### Set task 1
In the candidate profile, list the things Tynio says rural communities need to have.
### Set task 2
According to the candidate profile, which county does she represent on the state GOP platform committee?
### Set task 3
Decide whether each statement agrees with the candidate profile. Answer yes or no and quote the words of the profile that settle it.
(a) She says the overturning of Roe v. Wade will affect abortions in Vermont.
(b) Tynio calls herself a Constitutionalist.
(c) The recent news she cited reported that 50 migrants were found dead in a truck in Texas.

### Quoted passage
▬▬▬▬▬▬
When asked about her stance on reproductive rights and access to abortion, she said, “With the overturning of Roe v. Wade that decision goes back to individual states. In Vermont, it is not going to affect any abortions that we have in this state. I believe in state’s rights and I’m glad to see that it goes back to the state. I am pro-life personally.” Her website says, “As a Christian, Anya is pro-life and believes in the protection of the unborn human life. Deeply concerned by the increasing erosion of our religious liberties, she will remain a staunch defender of Christianity in our country.”


In terms of other issues important to her, she said, “I’m very much in favor of securing our borders. We need to implement strong policies.” She referenced the recent news that 50 migrants were found dead in a truck in Texas, saying, “All of this is because of poor border policy and we need to address that.”

She is the Orleans County representative to the state GOP platform committee and said that experience has taught her to work with others to come to a consensus.

Tynio said, “I understand that within rural communities that we need to have lower cost of living, better affordability, better opportunity. We need to strengthen our agriculture. In the Northeast Kingdom, we’ve lost so many farms. It saddens me.

“I’m a Constitutionalist, and I think that all politicians should be Constitutionalists regardless of which side of the political spectrum they fall on. I’m a very hard worker. I will work very hard in this role.”
▬▬▬▬▬▬
### Given data
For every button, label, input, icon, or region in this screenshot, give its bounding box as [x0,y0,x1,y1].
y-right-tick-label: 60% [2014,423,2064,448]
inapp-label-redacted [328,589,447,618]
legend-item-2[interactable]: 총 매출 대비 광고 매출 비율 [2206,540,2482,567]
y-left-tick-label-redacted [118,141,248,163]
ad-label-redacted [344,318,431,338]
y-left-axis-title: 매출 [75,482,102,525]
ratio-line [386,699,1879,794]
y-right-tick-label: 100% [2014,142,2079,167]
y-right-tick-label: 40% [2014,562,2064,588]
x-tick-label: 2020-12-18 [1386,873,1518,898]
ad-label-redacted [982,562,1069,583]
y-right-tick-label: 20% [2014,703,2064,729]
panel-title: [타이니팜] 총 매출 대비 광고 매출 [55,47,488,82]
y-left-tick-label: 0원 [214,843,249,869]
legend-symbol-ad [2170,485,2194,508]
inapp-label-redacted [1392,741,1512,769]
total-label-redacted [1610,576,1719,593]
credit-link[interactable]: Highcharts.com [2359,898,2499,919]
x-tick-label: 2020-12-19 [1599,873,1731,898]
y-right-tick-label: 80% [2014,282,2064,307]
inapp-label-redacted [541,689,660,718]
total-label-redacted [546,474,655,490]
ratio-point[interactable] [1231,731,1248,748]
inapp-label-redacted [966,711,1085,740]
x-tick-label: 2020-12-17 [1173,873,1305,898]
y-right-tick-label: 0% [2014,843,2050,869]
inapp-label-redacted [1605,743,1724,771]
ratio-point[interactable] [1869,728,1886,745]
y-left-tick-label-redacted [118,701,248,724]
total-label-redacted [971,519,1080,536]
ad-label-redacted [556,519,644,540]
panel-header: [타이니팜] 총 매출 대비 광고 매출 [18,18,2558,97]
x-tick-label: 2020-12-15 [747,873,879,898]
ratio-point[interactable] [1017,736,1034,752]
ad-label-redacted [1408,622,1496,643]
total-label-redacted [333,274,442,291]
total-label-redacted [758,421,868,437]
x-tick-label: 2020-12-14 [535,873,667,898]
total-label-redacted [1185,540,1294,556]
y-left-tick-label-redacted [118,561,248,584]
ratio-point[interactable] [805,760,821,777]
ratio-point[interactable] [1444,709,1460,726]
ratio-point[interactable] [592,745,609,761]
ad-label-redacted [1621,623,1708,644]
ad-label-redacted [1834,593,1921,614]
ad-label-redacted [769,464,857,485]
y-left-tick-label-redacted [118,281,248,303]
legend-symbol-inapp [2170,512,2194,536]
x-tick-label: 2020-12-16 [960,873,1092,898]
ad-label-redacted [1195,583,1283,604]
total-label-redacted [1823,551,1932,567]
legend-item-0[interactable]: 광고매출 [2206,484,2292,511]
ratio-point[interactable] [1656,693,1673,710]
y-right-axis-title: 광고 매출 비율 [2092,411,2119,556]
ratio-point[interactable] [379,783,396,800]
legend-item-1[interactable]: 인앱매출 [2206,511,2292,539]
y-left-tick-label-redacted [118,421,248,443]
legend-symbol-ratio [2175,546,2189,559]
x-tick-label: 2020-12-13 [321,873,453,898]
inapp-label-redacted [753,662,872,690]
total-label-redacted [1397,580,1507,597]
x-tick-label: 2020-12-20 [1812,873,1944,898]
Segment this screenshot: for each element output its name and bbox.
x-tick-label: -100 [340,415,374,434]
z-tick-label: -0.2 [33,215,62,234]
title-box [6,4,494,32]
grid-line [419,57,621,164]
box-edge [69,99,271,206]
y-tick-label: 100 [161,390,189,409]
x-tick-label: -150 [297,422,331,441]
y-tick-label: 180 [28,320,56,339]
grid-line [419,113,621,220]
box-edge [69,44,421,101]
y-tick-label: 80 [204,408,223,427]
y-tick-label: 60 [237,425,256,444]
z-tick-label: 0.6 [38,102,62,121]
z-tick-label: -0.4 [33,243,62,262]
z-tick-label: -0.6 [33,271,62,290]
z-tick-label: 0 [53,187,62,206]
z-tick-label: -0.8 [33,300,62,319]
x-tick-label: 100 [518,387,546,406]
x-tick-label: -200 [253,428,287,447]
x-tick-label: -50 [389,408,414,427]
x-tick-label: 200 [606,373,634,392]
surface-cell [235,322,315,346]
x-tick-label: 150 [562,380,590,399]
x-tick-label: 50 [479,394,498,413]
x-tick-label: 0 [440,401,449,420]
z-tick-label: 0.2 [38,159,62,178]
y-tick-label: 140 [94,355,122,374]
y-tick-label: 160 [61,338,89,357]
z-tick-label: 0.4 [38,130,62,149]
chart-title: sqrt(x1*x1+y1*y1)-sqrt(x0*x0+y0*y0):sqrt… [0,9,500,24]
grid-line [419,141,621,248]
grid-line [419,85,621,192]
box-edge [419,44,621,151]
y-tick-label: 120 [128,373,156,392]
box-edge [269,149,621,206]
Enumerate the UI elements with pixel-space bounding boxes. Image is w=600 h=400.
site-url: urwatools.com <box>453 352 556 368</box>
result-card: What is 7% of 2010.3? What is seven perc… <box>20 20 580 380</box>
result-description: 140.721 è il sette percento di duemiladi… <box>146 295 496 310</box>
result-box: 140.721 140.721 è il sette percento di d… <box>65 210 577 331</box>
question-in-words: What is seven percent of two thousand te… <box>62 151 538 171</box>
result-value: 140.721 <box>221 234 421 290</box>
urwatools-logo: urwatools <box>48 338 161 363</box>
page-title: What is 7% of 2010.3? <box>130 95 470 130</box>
▬▬▬▬▬▬
### Worked answer 1
- Lower cost of living
- Better affordability
- Better opportunity

### Worked answer 2
Orleans County.

### Worked answer 3
(a) No. "In Vermont, it is not going to affect any abortions that we have in this state."
(b) Yes. "I’m a Constitutionalist"
(c) Yes. "50 migrants were found dead in a truck in Texas"